| 任务要求 |
把含有“Enumerate the UI”的那一行到含有“show-details-button[interactable]: Show Details”的那一行之间的各行照原样再写一遍，首尾两行都算在内，答案中不要包括图片。

| 所给信息 |
%%

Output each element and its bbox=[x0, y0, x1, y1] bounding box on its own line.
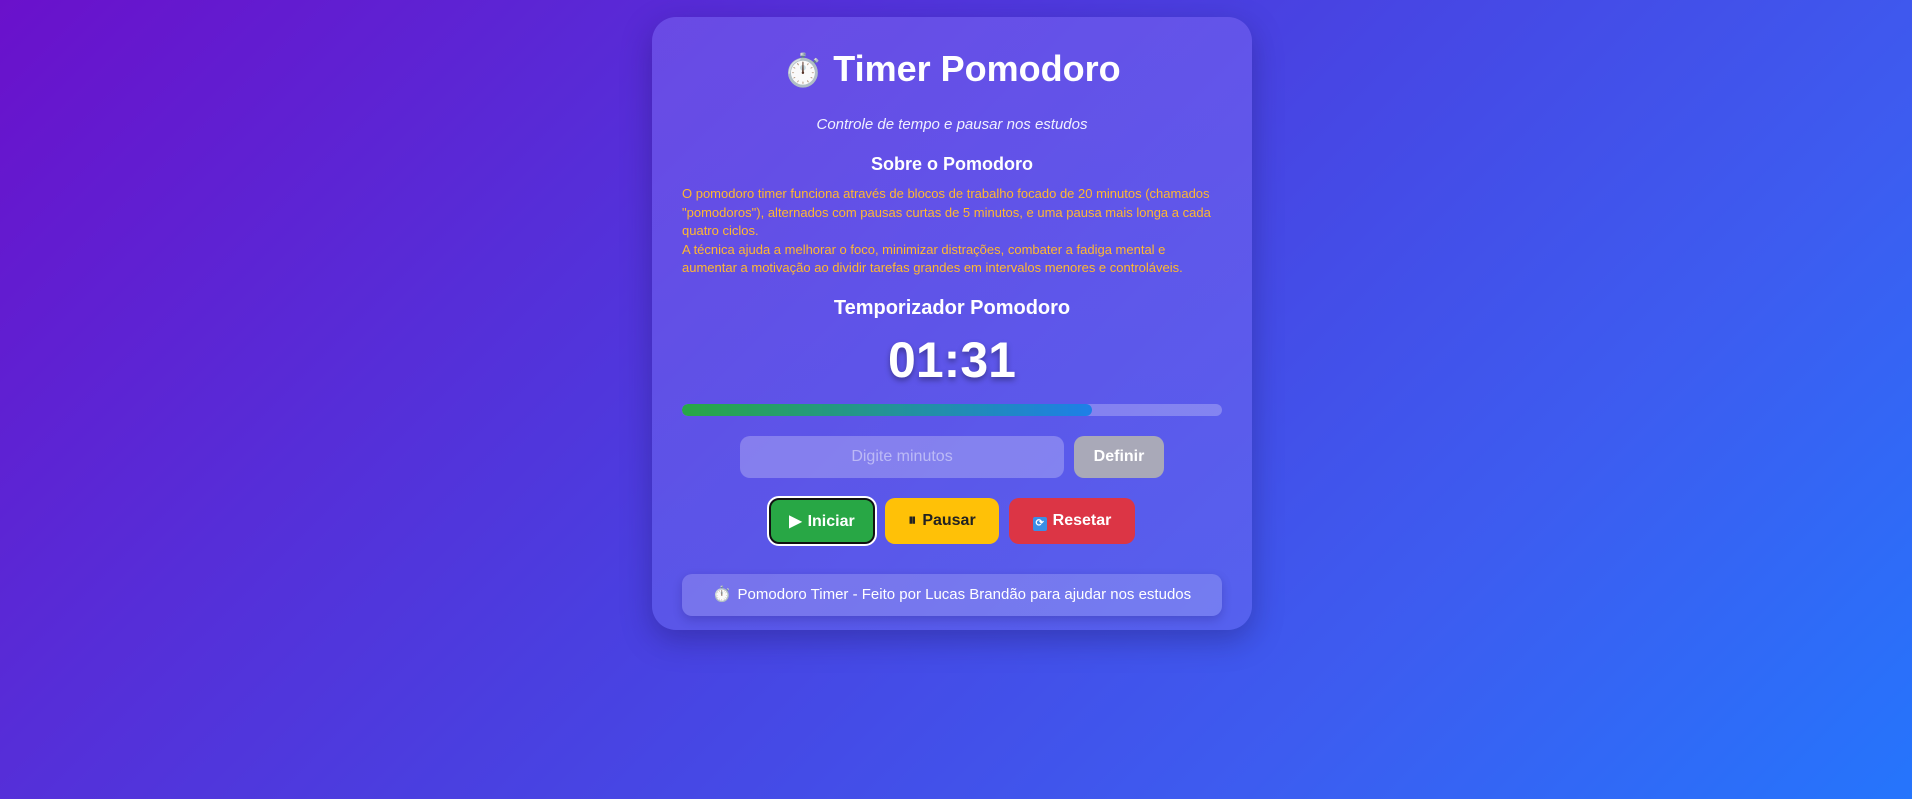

%%
%%

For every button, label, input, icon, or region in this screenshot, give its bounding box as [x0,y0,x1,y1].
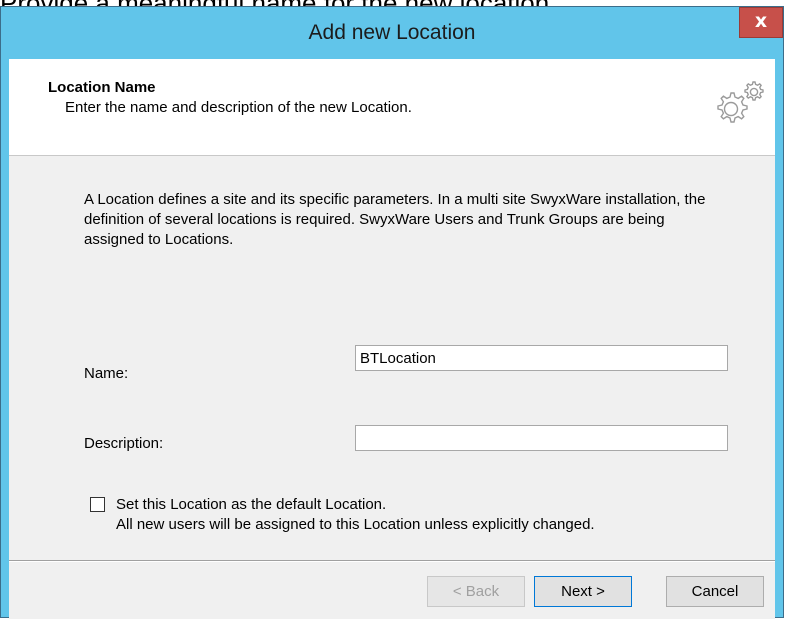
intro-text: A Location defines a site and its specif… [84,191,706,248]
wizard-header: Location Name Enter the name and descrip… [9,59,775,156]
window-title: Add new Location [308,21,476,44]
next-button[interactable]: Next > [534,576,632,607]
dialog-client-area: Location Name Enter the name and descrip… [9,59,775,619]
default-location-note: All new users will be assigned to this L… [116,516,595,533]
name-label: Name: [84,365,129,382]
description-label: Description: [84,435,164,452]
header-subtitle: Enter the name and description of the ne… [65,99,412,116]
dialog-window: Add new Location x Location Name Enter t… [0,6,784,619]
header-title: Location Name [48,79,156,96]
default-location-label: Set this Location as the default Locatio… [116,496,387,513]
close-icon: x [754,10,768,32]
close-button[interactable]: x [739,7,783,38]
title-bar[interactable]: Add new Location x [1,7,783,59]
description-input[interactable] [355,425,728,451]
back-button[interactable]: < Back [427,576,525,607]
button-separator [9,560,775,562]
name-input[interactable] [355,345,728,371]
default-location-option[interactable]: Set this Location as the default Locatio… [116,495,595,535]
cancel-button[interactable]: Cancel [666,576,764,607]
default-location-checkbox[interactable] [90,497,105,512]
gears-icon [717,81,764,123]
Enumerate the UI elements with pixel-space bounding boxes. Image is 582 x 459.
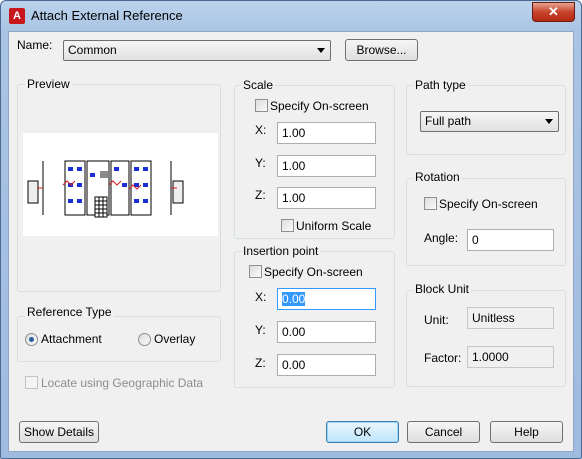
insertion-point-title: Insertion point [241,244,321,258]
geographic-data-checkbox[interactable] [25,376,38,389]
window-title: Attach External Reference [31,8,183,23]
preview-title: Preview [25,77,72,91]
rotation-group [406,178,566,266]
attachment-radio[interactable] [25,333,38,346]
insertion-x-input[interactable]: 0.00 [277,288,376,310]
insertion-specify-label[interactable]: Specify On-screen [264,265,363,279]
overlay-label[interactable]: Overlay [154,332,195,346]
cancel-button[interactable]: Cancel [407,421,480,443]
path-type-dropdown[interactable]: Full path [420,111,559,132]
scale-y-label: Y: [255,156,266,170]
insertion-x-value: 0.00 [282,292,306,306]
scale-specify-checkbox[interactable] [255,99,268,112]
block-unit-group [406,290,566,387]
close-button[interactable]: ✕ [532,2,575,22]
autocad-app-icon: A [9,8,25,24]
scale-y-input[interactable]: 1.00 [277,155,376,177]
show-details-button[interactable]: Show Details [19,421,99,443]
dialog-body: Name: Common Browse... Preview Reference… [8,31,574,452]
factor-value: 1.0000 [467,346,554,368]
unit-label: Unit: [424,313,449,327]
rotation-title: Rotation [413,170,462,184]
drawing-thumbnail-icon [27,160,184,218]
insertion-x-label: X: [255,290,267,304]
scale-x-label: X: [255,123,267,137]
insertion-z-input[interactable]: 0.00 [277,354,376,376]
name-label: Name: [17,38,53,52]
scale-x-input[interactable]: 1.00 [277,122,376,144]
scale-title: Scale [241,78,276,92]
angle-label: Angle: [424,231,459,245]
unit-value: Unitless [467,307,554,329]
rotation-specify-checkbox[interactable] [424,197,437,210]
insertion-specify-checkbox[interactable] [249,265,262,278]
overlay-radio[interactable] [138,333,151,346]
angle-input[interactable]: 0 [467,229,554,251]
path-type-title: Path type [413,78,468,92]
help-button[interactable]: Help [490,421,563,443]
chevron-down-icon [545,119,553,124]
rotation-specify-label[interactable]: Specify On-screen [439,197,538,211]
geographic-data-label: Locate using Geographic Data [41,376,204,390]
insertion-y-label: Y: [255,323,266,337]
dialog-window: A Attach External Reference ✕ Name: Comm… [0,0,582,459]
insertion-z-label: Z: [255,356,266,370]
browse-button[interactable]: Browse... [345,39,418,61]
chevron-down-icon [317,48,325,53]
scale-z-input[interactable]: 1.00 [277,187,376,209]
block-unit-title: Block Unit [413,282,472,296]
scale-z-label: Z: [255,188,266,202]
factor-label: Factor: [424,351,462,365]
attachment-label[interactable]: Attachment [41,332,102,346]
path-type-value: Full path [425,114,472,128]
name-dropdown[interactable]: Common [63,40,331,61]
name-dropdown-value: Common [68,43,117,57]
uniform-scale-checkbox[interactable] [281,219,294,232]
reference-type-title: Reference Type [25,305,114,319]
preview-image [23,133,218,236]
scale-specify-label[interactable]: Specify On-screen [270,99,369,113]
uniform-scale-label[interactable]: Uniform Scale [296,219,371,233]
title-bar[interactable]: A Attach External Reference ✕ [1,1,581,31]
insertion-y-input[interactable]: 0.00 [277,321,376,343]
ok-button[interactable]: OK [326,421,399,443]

%%

| 任务结果 |
Enumerate the UI elements with pixel-space bounding boxes. Image is 582 x 459.
insertion-point-title: Insertion point [241,244,321,258]
geographic-data-checkbox[interactable] [25,376,38,389]
window-title: Attach External Reference [31,8,183,23]
preview-title: Preview [25,77,72,91]
rotation-group [406,178,566,266]
attachment-radio[interactable] [25,333,38,346]
insertion-x-input[interactable]: 0.00 [277,288,376,310]
insertion-specify-label[interactable]: Specify On-screen [264,265,363,279]
overlay-label[interactable]: Overlay [154,332,195,346]
cancel-button[interactable]: Cancel [407,421,480,443]
path-type-dropdown[interactable]: Full path [420,111,559,132]
scale-y-label: Y: [255,156,266,170]
insertion-x-value: 0.00 [282,292,306,306]
scale-specify-checkbox[interactable] [255,99,268,112]
block-unit-group [406,290,566,387]
close-button[interactable]: ✕ [532,2,575,22]
autocad-app-icon: A [9,8,25,24]
scale-y-input[interactable]: 1.00 [277,155,376,177]
show-details-button[interactable]: Show Details [19,421,99,443]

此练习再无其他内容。